Written task. Answer with a single number: how many lines in the listing below include "Generated"?

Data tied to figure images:
'''
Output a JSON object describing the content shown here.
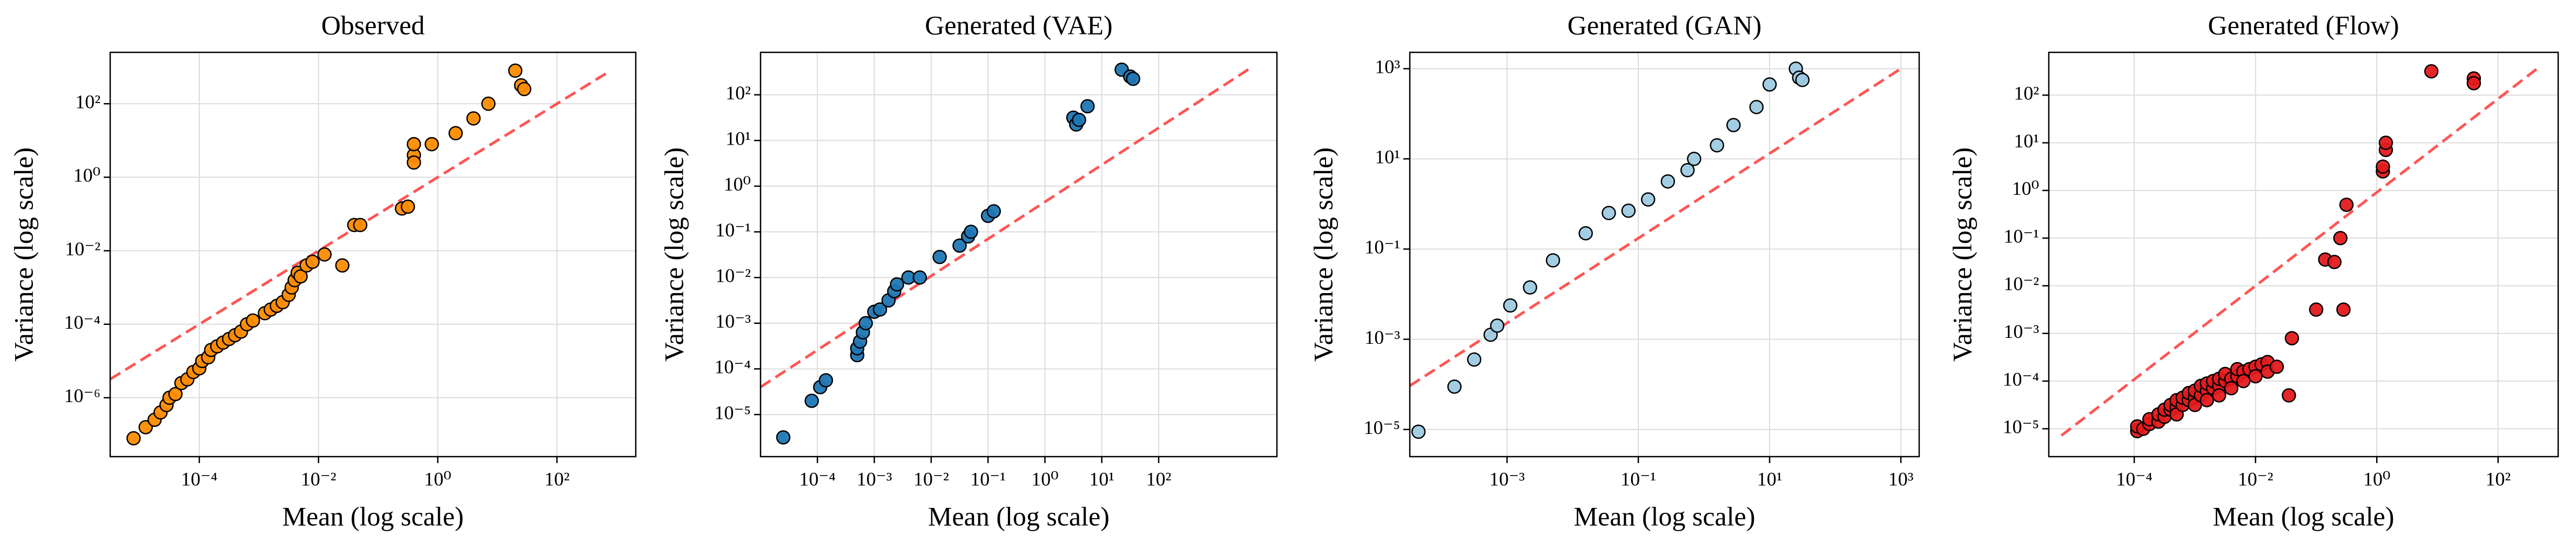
{
  "chart_data": [
    {
      "type": "scatter",
      "title": "Observed",
      "x_label": "Mean (log scale)",
      "y_label": "Variance (log scale)",
      "log_scale": true,
      "grid": true,
      "color": "#ff8c00",
      "x": [
        7.9e-06,
        1.26e-05,
        1.78e-05,
        2.24e-05,
        2.82e-05,
        3.16e-05,
        3.98e-05,
        5.01e-05,
        6.31e-05,
        7.94e-05,
        0.0001,
        0.000112,
        0.000141,
        0.000158,
        0.0002,
        0.000251,
        0.000316,
        0.000398,
        0.000501,
        0.000631,
        0.000794,
        0.00126,
        0.00158,
        0.002,
        0.00251,
        0.00316,
        0.00355,
        0.00398,
        0.00447,
        0.00501,
        0.00631,
        0.00794,
        0.0126,
        0.0251,
        0.0398,
        0.0501,
        0.251,
        0.316,
        0.398,
        0.398,
        0.398,
        0.794,
        2.0,
        3.98,
        7.08,
        20.0,
        25.1,
        28.2
      ],
      "values": [
        7.9e-08,
        1.58e-07,
        2.51e-07,
        3.98e-07,
        6.31e-07,
        1e-06,
        1.26e-06,
        2.51e-06,
        3.16e-06,
        5.01e-06,
        6.31e-06,
        1e-05,
        1.26e-05,
        2e-05,
        2.51e-05,
        3.16e-05,
        3.98e-05,
        5.01e-05,
        6.31e-05,
        0.0001,
        0.000126,
        0.0002,
        0.000251,
        0.000316,
        0.000398,
        0.000631,
        0.001,
        0.00158,
        0.00251,
        0.002,
        0.00398,
        0.00501,
        0.00794,
        0.00398,
        0.0501,
        0.0501,
        0.141,
        0.158,
        3.98,
        7.94,
        2.51,
        7.94,
        15.8,
        39.8,
        100,
        794,
        316,
        251
      ],
      "reference_line": {
        "x": [
          3.2e-06,
          710
        ],
        "y": [
          3.2e-06,
          710
        ],
        "color": "#ff5555",
        "style": "dashed"
      },
      "xlim": [
        3.2e-06,
        2100
      ],
      "ylim": [
        2.5e-08,
        2500
      ],
      "xticks": [
        {
          "value": 0.0001,
          "label": "10⁻⁴"
        },
        {
          "value": 0.01,
          "label": "10⁻²"
        },
        {
          "value": 1,
          "label": "10⁰"
        },
        {
          "value": 100,
          "label": "10²"
        }
      ],
      "yticks": [
        {
          "value": 1e-06,
          "label": "10⁻⁶"
        },
        {
          "value": 0.0001,
          "label": "10⁻⁴"
        },
        {
          "value": 0.01,
          "label": "10⁻²"
        },
        {
          "value": 1,
          "label": "10⁰"
        },
        {
          "value": 100,
          "label": "10²"
        }
      ]
    },
    {
      "type": "scatter",
      "title": "Generated (VAE)",
      "x_label": "Mean (log scale)",
      "y_label": "Variance (log scale)",
      "log_scale": true,
      "grid": true,
      "color": "#1f77b4",
      "x": [
        2.51e-05,
        7.94e-05,
        0.000112,
        0.000141,
        0.000501,
        0.000501,
        0.000562,
        0.000631,
        0.000708,
        0.001,
        0.00126,
        0.00178,
        0.00224,
        0.00251,
        0.00398,
        0.00631,
        0.0141,
        0.0316,
        0.0447,
        0.0501,
        0.1,
        0.126,
        3.16,
        3.55,
        3.98,
        5.62,
        22.4,
        31.6,
        35.5
      ],
      "values": [
        3.16e-06,
        2e-05,
        3.98e-05,
        5.62e-05,
        0.0002,
        0.000282,
        0.000398,
        0.000631,
        0.001,
        0.00178,
        0.002,
        0.00316,
        0.00501,
        0.00708,
        0.01,
        0.01,
        0.0282,
        0.0501,
        0.0794,
        0.1,
        0.224,
        0.282,
        31.6,
        22.4,
        28.2,
        56.2,
        355,
        251,
        224
      ],
      "reference_line": {
        "x": [
          1e-05,
          4300
        ],
        "y": [
          4e-05,
          400
        ],
        "color": "#ff5555",
        "style": "dashed"
      },
      "xlim": [
        1e-05,
        12000
      ],
      "ylim": [
        1.2e-06,
        850
      ],
      "xticks": [
        {
          "value": 0.0001,
          "label": "10⁻⁴"
        },
        {
          "value": 0.001,
          "label": "10⁻³"
        },
        {
          "value": 0.01,
          "label": "10⁻²"
        },
        {
          "value": 0.1,
          "label": "10⁻¹"
        },
        {
          "value": 1,
          "label": "10⁰"
        },
        {
          "value": 10,
          "label": "10¹"
        },
        {
          "value": 100,
          "label": "10²"
        }
      ],
      "yticks": [
        {
          "value": 1e-05,
          "label": "10⁻⁵"
        },
        {
          "value": 0.0001,
          "label": "10⁻⁴"
        },
        {
          "value": 0.001,
          "label": "10⁻³"
        },
        {
          "value": 0.01,
          "label": "10⁻²"
        },
        {
          "value": 0.1,
          "label": "10⁻¹"
        },
        {
          "value": 1,
          "label": "10⁰"
        },
        {
          "value": 10,
          "label": "10¹"
        },
        {
          "value": 100,
          "label": "10²"
        }
      ]
    },
    {
      "type": "scatter",
      "title": "Generated (GAN)",
      "x_label": "Mean (log scale)",
      "y_label": "Variance (log scale)",
      "log_scale": true,
      "grid": true,
      "color": "#9ecae1",
      "x": [
        4.47e-05,
        0.000158,
        0.000316,
        0.000562,
        0.000708,
        0.00112,
        0.00224,
        0.00501,
        0.0158,
        0.0355,
        0.0708,
        0.141,
        0.282,
        0.562,
        0.708,
        1.58,
        2.82,
        6.31,
        10,
        25.1,
        28.2,
        31.6
      ],
      "values": [
        8.91e-06,
        8.91e-05,
        0.000355,
        0.00126,
        0.002,
        0.00562,
        0.0141,
        0.0562,
        0.224,
        0.631,
        0.708,
        1.26,
        3.16,
        5.62,
        10,
        20,
        56.2,
        141,
        447,
        1000,
        631,
        562
      ],
      "reference_line": {
        "x": [
          3.3e-05,
          1000
        ],
        "y": [
          9.3e-05,
          1000
        ],
        "color": "#ff5555",
        "style": "dashed"
      },
      "xlim": [
        3.3e-05,
        1900
      ],
      "ylim": [
        2.5e-06,
        2300
      ],
      "xticks": [
        {
          "value": 0.001,
          "label": "10⁻³"
        },
        {
          "value": 0.1,
          "label": "10⁻¹"
        },
        {
          "value": 10,
          "label": "10¹"
        },
        {
          "value": 1000,
          "label": "10³"
        }
      ],
      "yticks": [
        {
          "value": 1e-05,
          "label": "10⁻⁵"
        },
        {
          "value": 0.001,
          "label": "10⁻³"
        },
        {
          "value": 0.1,
          "label": "10⁻¹"
        },
        {
          "value": 10,
          "label": "10¹"
        },
        {
          "value": 1000,
          "label": "10³"
        }
      ]
    },
    {
      "type": "scatter",
      "title": "Generated (Flow)",
      "x_label": "Mean (log scale)",
      "y_label": "Variance (log scale)",
      "log_scale": true,
      "grid": true,
      "color": "#e31a1c",
      "x": [
        0.000112,
        0.000112,
        0.000141,
        0.000178,
        0.000178,
        0.000251,
        0.000251,
        0.000316,
        0.000316,
        0.000398,
        0.000398,
        0.000501,
        0.000501,
        0.000501,
        0.000631,
        0.000631,
        0.000794,
        0.000794,
        0.001,
        0.001,
        0.001,
        0.00126,
        0.00126,
        0.00158,
        0.00158,
        0.00158,
        0.002,
        0.002,
        0.00251,
        0.00251,
        0.00251,
        0.00316,
        0.00316,
        0.00398,
        0.00398,
        0.00501,
        0.00501,
        0.00631,
        0.00631,
        0.00794,
        0.01,
        0.01,
        0.0126,
        0.0158,
        0.0158,
        0.0224,
        0.0355,
        0.0398,
        0.1,
        0.141,
        0.2,
        0.251,
        0.282,
        0.316,
        1.26,
        1.41,
        1.41,
        1.26,
        7.94,
        39.8,
        39.8
      ],
      "values": [
        8.91e-06,
        1.12e-05,
        1e-05,
        1.26e-05,
        1.58e-05,
        1.41e-05,
        2e-05,
        1.78e-05,
        2.51e-05,
        2.51e-05,
        3.16e-05,
        2.82e-05,
        3.98e-05,
        2e-05,
        3.16e-05,
        4.47e-05,
        3.98e-05,
        5.62e-05,
        4.47e-05,
        6.31e-05,
        3.16e-05,
        5.01e-05,
        7.94e-05,
        6.31e-05,
        8.91e-05,
        3.98e-05,
        7.08e-05,
        0.0001,
        7.94e-05,
        0.000112,
        5.01e-05,
        0.0001,
        0.000141,
        0.000112,
        7.08e-05,
        0.000126,
        0.000178,
        0.000158,
        0.0001,
        0.000178,
        0.0002,
        0.000126,
        0.000224,
        0.000251,
        0.000158,
        0.0002,
        5.01e-05,
        0.000794,
        0.00316,
        0.0355,
        0.0316,
        0.1,
        0.00316,
        0.501,
        2.51,
        7.08,
        10,
        3.16,
        316,
        224,
        178
      ],
      "reference_line": {
        "x": [
          6.3e-06,
          430
        ],
        "y": [
          7.2e-06,
          350
        ],
        "color": "#ff5555",
        "style": "dashed"
      },
      "xlim": [
        3.9e-06,
        980
      ],
      "ylim": [
        2.6e-06,
        790
      ],
      "xticks": [
        {
          "value": 0.0001,
          "label": "10⁻⁴"
        },
        {
          "value": 0.01,
          "label": "10⁻²"
        },
        {
          "value": 1,
          "label": "10⁰"
        },
        {
          "value": 100,
          "label": "10²"
        }
      ],
      "yticks": [
        {
          "value": 1e-05,
          "label": "10⁻⁵"
        },
        {
          "value": 0.0001,
          "label": "10⁻⁴"
        },
        {
          "value": 0.001,
          "label": "10⁻³"
        },
        {
          "value": 0.01,
          "label": "10⁻²"
        },
        {
          "value": 0.1,
          "label": "10⁻¹"
        },
        {
          "value": 1,
          "label": "10⁰"
        },
        {
          "value": 10,
          "label": "10¹"
        },
        {
          "value": 100,
          "label": "10²"
        }
      ]
    }
  ]
}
'''
Problem solution. 3